** begin **
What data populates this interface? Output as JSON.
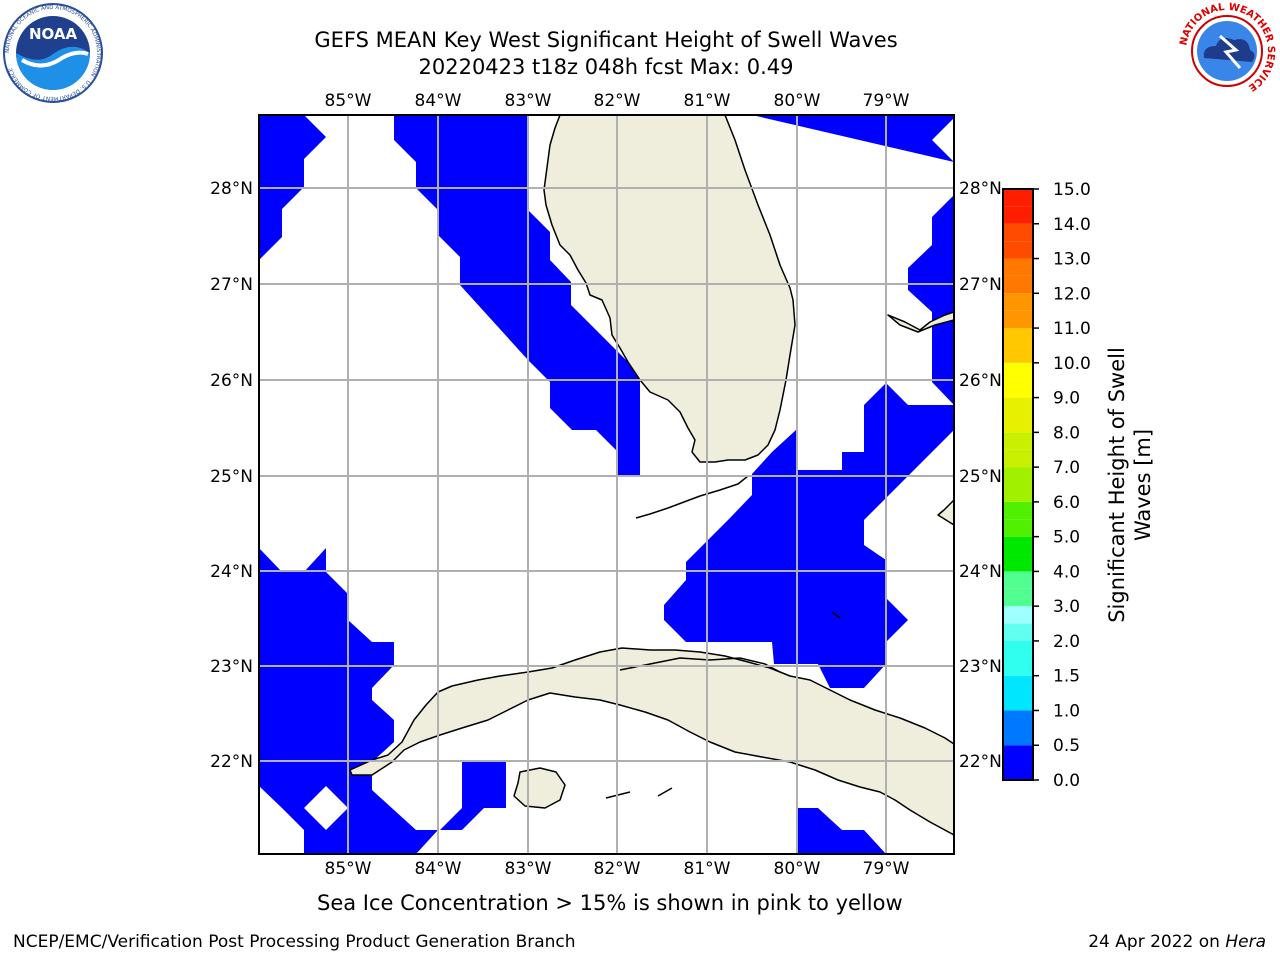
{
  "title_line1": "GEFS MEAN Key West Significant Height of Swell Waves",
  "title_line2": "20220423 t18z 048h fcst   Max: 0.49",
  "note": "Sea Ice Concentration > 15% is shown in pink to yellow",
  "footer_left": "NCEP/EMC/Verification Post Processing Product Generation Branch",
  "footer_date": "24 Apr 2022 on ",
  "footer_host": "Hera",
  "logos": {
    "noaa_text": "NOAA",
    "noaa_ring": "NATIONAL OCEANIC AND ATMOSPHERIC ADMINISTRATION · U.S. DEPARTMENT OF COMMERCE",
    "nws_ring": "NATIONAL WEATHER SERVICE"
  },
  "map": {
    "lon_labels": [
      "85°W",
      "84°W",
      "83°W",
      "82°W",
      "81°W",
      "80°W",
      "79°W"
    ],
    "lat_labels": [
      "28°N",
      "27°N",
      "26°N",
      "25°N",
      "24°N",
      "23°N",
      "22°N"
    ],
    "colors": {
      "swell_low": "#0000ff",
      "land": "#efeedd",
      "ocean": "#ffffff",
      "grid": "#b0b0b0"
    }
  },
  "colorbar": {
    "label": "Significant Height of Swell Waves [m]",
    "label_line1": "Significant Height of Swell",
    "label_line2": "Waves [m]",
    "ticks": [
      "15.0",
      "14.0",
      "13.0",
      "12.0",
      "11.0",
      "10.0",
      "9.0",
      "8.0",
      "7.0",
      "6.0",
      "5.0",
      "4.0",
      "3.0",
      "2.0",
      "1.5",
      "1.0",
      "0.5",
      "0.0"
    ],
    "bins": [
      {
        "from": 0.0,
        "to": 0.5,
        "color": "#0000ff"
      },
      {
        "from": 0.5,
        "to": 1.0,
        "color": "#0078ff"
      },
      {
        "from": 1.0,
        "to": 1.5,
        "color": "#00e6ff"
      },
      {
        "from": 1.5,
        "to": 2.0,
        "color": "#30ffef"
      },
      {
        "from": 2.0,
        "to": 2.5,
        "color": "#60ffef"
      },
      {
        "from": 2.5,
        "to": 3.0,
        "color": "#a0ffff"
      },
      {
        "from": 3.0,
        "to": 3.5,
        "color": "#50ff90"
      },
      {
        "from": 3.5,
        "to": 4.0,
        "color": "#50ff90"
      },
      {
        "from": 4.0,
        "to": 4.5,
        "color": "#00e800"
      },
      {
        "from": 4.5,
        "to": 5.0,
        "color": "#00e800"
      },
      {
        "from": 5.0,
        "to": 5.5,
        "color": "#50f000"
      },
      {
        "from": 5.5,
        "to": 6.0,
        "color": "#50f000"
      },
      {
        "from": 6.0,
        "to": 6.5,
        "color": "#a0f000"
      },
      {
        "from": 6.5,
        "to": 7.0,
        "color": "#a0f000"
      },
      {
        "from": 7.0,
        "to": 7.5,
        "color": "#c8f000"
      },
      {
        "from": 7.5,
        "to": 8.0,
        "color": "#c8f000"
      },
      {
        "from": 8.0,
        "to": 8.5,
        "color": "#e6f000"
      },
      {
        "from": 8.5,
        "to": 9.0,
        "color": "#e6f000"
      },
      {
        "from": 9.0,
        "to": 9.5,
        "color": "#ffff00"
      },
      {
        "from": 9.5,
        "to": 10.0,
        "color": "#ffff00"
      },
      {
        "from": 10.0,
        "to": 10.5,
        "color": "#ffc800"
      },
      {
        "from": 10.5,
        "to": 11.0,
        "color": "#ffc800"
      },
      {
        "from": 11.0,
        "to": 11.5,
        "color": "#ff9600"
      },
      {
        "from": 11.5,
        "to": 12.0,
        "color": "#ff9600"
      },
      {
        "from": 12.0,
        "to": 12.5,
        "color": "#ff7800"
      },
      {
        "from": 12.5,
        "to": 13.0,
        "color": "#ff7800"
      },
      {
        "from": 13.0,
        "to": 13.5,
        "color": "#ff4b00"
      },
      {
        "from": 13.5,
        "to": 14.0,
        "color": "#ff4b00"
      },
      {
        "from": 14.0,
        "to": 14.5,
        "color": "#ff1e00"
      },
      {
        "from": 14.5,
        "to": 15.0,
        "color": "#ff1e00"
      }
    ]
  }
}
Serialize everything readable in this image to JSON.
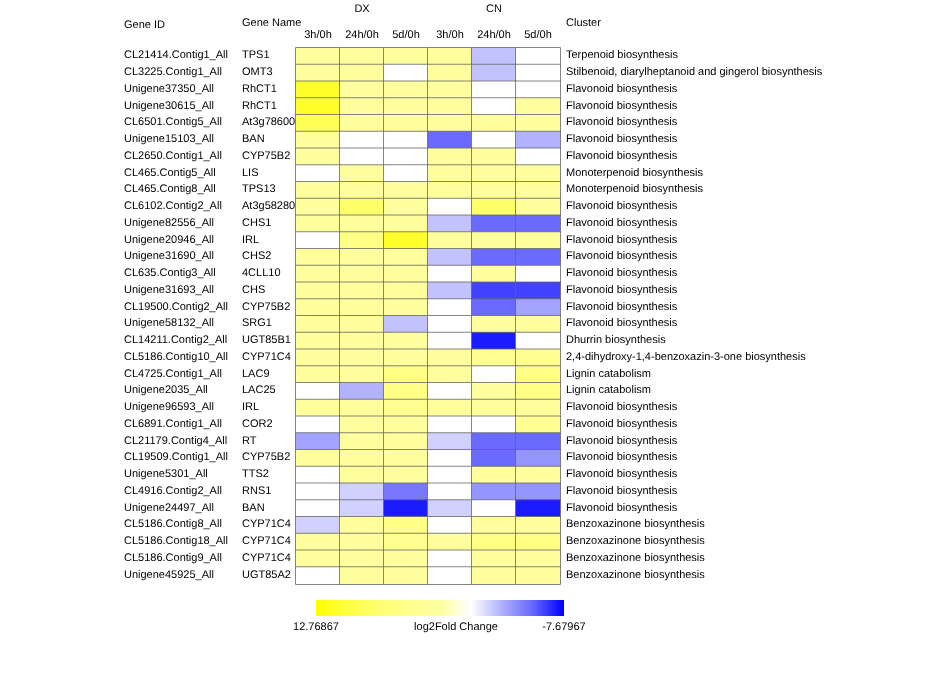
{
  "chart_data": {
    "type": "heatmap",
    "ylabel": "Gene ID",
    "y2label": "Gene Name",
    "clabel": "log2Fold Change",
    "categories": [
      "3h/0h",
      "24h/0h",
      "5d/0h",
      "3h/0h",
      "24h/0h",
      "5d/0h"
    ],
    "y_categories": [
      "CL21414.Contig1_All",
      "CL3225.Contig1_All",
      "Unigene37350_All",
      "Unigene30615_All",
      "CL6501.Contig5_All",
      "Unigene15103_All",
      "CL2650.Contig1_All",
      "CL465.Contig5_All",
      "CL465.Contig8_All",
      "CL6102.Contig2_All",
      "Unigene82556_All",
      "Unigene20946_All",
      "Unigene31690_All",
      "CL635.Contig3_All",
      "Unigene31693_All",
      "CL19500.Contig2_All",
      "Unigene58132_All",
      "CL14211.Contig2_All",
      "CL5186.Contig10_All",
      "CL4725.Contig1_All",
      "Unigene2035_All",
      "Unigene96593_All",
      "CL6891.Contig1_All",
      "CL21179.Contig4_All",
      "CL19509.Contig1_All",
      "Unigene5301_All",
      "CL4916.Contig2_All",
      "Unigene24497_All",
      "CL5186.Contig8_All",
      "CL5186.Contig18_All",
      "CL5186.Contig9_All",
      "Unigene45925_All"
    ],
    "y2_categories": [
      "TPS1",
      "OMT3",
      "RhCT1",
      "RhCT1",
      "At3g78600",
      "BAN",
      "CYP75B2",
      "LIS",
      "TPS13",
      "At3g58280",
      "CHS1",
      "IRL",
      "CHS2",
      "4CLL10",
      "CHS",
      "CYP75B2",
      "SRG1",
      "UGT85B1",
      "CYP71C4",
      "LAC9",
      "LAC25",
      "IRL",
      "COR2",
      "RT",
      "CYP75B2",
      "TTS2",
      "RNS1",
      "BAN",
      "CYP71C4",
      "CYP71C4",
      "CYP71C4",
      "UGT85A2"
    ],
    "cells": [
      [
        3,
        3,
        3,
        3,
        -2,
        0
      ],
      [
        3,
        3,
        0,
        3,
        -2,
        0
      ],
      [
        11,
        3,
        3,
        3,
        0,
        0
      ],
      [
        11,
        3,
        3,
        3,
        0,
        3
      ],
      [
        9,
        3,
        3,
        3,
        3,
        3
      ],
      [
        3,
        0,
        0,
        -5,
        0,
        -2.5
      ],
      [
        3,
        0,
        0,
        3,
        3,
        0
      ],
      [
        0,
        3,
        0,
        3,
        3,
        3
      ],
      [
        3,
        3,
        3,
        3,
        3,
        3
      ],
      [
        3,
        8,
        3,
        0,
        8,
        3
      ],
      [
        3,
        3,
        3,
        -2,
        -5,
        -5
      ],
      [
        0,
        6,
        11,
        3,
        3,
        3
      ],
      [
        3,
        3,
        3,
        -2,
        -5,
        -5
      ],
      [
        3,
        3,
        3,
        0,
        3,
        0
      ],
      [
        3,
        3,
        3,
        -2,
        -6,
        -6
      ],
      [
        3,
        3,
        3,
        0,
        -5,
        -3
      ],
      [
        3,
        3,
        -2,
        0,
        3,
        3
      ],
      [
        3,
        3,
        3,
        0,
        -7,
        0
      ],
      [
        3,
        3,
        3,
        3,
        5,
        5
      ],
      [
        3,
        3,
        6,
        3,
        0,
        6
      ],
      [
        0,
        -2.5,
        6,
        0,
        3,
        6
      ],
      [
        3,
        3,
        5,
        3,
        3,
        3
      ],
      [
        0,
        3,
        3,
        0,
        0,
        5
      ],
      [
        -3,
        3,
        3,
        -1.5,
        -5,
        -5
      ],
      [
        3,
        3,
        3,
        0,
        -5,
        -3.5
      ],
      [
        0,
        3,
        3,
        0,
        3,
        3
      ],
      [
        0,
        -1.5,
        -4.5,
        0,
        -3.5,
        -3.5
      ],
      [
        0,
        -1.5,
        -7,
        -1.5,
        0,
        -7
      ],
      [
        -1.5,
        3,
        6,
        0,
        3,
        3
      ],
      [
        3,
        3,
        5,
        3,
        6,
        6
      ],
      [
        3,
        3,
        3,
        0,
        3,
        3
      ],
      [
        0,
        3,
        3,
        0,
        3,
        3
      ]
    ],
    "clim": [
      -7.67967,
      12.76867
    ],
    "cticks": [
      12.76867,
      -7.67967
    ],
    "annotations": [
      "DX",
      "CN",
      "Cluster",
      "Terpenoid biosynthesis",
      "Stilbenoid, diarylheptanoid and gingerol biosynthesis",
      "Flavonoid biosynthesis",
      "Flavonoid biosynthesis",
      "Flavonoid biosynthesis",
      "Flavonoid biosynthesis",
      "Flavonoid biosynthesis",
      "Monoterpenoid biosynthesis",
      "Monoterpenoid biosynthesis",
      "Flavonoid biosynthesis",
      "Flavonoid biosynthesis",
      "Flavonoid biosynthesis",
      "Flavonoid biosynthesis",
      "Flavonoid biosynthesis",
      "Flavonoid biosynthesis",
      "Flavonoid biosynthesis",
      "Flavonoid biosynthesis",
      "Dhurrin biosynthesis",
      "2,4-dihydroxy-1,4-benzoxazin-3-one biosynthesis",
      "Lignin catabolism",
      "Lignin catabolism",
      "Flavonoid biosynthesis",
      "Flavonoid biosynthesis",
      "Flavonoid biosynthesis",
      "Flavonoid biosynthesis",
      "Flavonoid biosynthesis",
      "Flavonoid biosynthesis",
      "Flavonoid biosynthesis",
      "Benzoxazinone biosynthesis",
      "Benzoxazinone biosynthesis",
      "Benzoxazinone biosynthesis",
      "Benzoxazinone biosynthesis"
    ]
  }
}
** end **
### REQUIRED WORK:
Which lines hold the word "Height"? Copy each of them from the records.

### SOLUTION FOR THIS PROBLEM:
  "title_line1": "GEFS MEAN Key West Significant Height of Swell Waves",
    "label": "Significant Height of Swell Waves [m]",
    "label_line1": "Significant Height of Swell",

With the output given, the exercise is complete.